● Text section
———
So rarely do we get two romantic films that are actually worth sitting through to the end, and leave a lasting impression of greatness on you. But that has what Richard Linklater has accomplished with Before Sunrise and Before Sunset, two compelling, fantastic, beautiful films that should’ve been bad, but surprised audiences with their knowledge of the human connection.
Before Sunrise (1995)
Celine (Julie Delpy) and Jesse (Ethan Hawke) meet on a Eurorail train. The two start talking and instantly it is visible they like each other. When Jesse’s stop in Vienna arrives, he convinces Celine to get off with him, and the two spend the day and night in the city, walking around and talking. That’s it. It’s so deceptively simple that all they do is talk, but essentially, that is the whole movie. Some will be bored by this. Others will be riveted. Their dialogue is so well-written, and it flows out of the actors’ mouths so naturally that we feel it’s almost improvised. But it isn’t… every word is scripted. Richard Linklater is a man who understands how dialogue works, the speech patterns of normal people. He has spent a sizeable amount of his career examining it – his films Slacker, Tape, and Waking Life, among others, consist of very little more than just watching people talk. But it works so well. Linklater has an undeniable talent for direction, but it is in screenwriting that we see him truly excel.
From the first moments we are enveloped with long, languid dialogue that flows so well. But eventually, it becomes more than dialogue. It becomes, so incredibly subtly, a look into the mind and soul of the people speaking. Their attitudes slowly switch gears throughout the whole film. We see anger, doubt, love, affection… so much is communicated purely through words. There is one scene where Jesse and Celine are approached by a street poet who offers to write them a poem in exchange for some money. They agree. The poet then goes about writing, and then speaks it aloud. Sure, it’s a poem. It’s a beautiful one. But keep in mind it is one of the few times in the movie where the person speaking is neither Jesse nor Celine. And at rare occasions such as these, when they are the ones being discussed by others, it’s almost as if the poem is describing them in ways and words that they’ve spent the entire movie searching for, but haven’t found until another person has spoken them. They have so much in common, but it seems that the perspective of a stranger is stronger and more valid than anything they’ve said, which astounds me.
———
● Data supplied
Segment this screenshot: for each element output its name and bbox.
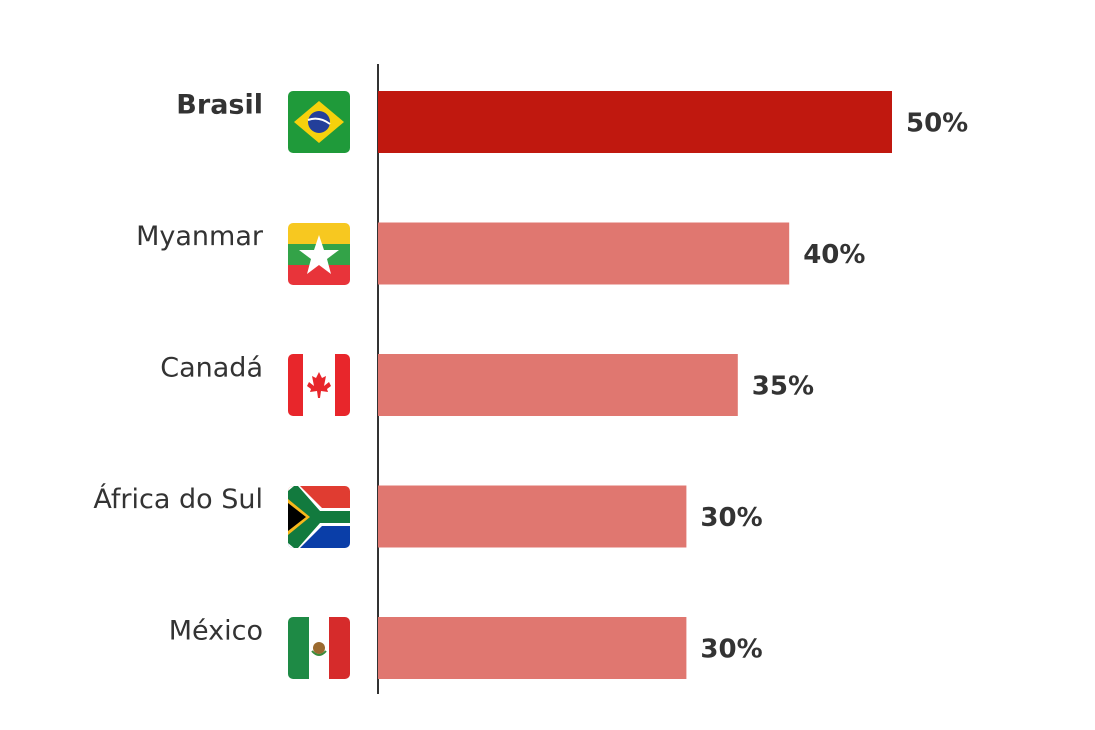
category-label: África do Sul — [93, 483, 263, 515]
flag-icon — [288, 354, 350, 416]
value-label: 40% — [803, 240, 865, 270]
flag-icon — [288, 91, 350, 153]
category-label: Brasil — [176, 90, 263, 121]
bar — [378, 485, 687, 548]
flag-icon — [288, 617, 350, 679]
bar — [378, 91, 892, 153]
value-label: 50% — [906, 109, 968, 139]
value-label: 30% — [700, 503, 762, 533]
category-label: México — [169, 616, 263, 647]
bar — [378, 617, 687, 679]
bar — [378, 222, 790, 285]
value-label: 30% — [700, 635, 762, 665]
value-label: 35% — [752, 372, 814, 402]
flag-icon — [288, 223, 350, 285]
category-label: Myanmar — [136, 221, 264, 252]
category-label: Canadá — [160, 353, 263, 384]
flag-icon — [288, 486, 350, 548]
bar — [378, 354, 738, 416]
———
● Task goal
Name every Richard Linklater film that the text on Before Sunrise and Before Sunset mentions by title.

● Task response
Before Sunrise, Before Sunset, Slacker, Tape, Waking Life